GIVEN EXERCISE » The records that follow need to be output exactly as they are.

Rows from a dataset
——————————

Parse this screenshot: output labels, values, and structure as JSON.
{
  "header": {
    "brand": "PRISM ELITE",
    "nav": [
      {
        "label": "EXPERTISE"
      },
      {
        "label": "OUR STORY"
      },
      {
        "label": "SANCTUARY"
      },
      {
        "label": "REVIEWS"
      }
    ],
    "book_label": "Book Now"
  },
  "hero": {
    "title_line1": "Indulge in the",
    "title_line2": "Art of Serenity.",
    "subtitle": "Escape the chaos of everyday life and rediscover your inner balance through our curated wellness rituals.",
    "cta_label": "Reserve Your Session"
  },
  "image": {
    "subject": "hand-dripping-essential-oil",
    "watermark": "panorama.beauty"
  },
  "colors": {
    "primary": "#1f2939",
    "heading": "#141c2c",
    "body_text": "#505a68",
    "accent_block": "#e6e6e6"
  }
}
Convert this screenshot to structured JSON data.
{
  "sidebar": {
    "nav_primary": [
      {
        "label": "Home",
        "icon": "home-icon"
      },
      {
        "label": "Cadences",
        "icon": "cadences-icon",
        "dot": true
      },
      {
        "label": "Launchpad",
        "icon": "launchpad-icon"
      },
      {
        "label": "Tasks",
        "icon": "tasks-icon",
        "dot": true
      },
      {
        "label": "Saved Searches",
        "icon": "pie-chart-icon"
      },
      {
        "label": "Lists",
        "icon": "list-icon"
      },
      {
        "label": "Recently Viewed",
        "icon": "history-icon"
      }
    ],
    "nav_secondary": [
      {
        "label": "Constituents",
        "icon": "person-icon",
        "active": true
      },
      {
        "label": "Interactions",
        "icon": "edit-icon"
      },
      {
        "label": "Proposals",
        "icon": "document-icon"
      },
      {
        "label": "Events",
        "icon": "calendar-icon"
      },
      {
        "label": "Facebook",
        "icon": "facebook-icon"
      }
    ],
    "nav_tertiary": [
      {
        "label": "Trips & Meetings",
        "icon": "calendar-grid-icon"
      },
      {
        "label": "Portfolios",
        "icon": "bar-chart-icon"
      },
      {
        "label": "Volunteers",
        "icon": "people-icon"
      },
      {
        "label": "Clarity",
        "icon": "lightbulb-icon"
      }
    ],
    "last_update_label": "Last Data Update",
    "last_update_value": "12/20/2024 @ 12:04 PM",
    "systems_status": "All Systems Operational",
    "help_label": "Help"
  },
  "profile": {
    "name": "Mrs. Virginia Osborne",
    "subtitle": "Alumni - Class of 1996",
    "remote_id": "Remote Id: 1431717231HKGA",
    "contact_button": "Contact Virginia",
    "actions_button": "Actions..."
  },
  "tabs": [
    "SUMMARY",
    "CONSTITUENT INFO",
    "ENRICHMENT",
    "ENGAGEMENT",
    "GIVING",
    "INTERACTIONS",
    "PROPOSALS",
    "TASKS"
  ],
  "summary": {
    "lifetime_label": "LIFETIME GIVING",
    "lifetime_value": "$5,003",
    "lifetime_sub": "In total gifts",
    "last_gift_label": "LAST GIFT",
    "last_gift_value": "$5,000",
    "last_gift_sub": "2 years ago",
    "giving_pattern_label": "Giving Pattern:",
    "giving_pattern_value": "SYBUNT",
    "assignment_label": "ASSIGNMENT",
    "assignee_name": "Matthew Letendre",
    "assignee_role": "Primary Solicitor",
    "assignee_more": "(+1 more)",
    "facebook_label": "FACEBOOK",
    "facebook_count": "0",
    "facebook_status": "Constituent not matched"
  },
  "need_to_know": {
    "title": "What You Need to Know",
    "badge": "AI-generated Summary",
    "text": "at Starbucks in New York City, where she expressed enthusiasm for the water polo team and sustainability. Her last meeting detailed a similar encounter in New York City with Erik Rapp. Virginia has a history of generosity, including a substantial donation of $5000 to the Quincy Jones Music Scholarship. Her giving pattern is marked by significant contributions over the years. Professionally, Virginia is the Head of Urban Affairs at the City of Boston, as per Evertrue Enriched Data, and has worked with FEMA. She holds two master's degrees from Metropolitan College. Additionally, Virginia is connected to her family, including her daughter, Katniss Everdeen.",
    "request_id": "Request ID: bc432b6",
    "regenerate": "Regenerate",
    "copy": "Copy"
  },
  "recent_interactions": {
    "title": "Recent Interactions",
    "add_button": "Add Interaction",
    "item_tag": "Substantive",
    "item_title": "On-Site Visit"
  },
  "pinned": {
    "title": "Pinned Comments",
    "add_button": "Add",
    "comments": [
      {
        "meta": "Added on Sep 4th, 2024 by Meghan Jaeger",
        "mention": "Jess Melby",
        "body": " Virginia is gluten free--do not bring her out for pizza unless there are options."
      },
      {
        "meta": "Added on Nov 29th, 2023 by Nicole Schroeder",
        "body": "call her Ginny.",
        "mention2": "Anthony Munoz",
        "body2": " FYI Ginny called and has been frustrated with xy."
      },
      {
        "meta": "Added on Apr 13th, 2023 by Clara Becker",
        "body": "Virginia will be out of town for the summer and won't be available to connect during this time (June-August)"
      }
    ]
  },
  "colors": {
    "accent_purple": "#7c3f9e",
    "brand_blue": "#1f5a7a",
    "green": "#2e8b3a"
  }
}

——————————

SOLUTION TO THE EXERCISE »
Parse this screenshot: output labels, values, and structure as JSON.
{
  "header": {
    "brand": "PRISM ELITE",
    "nav": [
      {
        "label": "EXPERTISE"
      },
      {
        "label": "OUR STORY"
      },
      {
        "label": "SANCTUARY"
      },
      {
        "label": "REVIEWS"
      }
    ],
    "book_label": "Book Now"
  },
  "hero": {
    "title_line1": "Indulge in the",
    "title_line2": "Art of Serenity.",
    "subtitle": "Escape the chaos of everyday life and rediscover your inner balance through our curated wellness rituals.",
    "cta_label": "Reserve Your Session"
  },
  "image": {
    "subject": "hand-dripping-essential-oil",
    "watermark": "panorama.beauty"
  },
  "colors": {
    "primary": "#1f2939",
    "heading": "#141c2c",
    "body_text": "#505a68",
    "accent_block": "#e6e6e6"
  }
}
Convert this screenshot to structured JSON data.
{
  "sidebar": {
    "nav_primary": [
      {
        "label": "Home",
        "icon": "home-icon"
      },
      {
        "label": "Cadences",
        "icon": "cadences-icon",
        "dot": true
      },
      {
        "label": "Launchpad",
        "icon": "launchpad-icon"
      },
      {
        "label": "Tasks",
        "icon": "tasks-icon",
        "dot": true
      },
      {
        "label": "Saved Searches",
        "icon": "pie-chart-icon"
      },
      {
        "label": "Lists",
        "icon": "list-icon"
      },
      {
        "label": "Recently Viewed",
        "icon": "history-icon"
      }
    ],
    "nav_secondary": [
      {
        "label": "Constituents",
        "icon": "person-icon",
        "active": true
      },
      {
        "label": "Interactions",
        "icon": "edit-icon"
      },
      {
        "label": "Proposals",
        "icon": "document-icon"
      },
      {
        "label": "Events",
        "icon": "calendar-icon"
      },
      {
        "label": "Facebook",
        "icon": "facebook-icon"
      }
    ],
    "nav_tertiary": [
      {
        "label": "Trips & Meetings",
        "icon": "calendar-grid-icon"
      },
      {
        "label": "Portfolios",
        "icon": "bar-chart-icon"
      },
      {
        "label": "Volunteers",
        "icon": "people-icon"
      },
      {
        "label": "Clarity",
        "icon": "lightbulb-icon"
      }
    ],
    "last_update_label": "Last Data Update",
    "last_update_value": "12/20/2024 @ 12:04 PM",
    "systems_status": "All Systems Operational",
    "help_label": "Help"
  },
  "profile": {
    "name": "Mrs. Virginia Osborne",
    "subtitle": "Alumni - Class of 1996",
    "remote_id": "Remote Id: 1431717231HKGA",
    "contact_button": "Contact Virginia",
    "actions_button": "Actions..."
  },
  "tabs": [
    "SUMMARY",
    "CONSTITUENT INFO",
    "ENRICHMENT",
    "ENGAGEMENT",
    "GIVING",
    "INTERACTIONS",
    "PROPOSALS",
    "TASKS"
  ],
  "summary": {
    "lifetime_label": "LIFETIME GIVING",
    "lifetime_value": "$5,003",
    "lifetime_sub": "In total gifts",
    "last_gift_label": "LAST GIFT",
    "last_gift_value": "$5,000",
    "last_gift_sub": "2 years ago",
    "giving_pattern_label": "Giving Pattern:",
    "giving_pattern_value": "SYBUNT",
    "assignment_label": "ASSIGNMENT",
    "assignee_name": "Matthew Letendre",
    "assignee_role": "Primary Solicitor",
    "assignee_more": "(+1 more)",
    "facebook_label": "FACEBOOK",
    "facebook_count": "0",
    "facebook_status": "Constituent not matched"
  },
  "need_to_know": {
    "title": "What You Need to Know",
    "badge": "AI-generated Summary",
    "text": "at Starbucks in New York City, where she expressed enthusiasm for the water polo team and sustainability. Her last meeting detailed a similar encounter in New York City with Erik Rapp. Virginia has a history of generosity, including a substantial donation of $5000 to the Quincy Jones Music Scholarship. Her giving pattern is marked by significant contributions over the years. Professionally, Virginia is the Head of Urban Affairs at the City of Boston, as per Evertrue Enriched Data, and has worked with FEMA. She holds two master's degrees from Metropolitan College. Additionally, Virginia is connected to her family, including her daughter, Katniss Everdeen.",
    "request_id": "Request ID: bc432b6",
    "regenerate": "Regenerate",
    "copy": "Copy"
  },
  "recent_interactions": {
    "title": "Recent Interactions",
    "add_button": "Add Interaction",
    "item_tag": "Substantive",
    "item_title": "On-Site Visit"
  },
  "pinned": {
    "title": "Pinned Comments",
    "add_button": "Add",
    "comments": [
      {
        "meta": "Added on Sep 4th, 2024 by Meghan Jaeger",
        "mention": "Jess Melby",
        "body": " Virginia is gluten free--do not bring her out for pizza unless there are options."
      },
      {
        "meta": "Added on Nov 29th, 2023 by Nicole Schroeder",
        "body": "call her Ginny.",
        "mention2": "Anthony Munoz",
        "body2": " FYI Ginny called and has been frustrated with xy."
      },
      {
        "meta": "Added on Apr 13th, 2023 by Clara Becker",
        "body": "Virginia will be out of town for the summer and won't be available to connect during this time (June-August)"
      }
    ]
  },
  "colors": {
    "accent_purple": "#7c3f9e",
    "brand_blue": "#1f5a7a",
    "green": "#2e8b3a"
  }
}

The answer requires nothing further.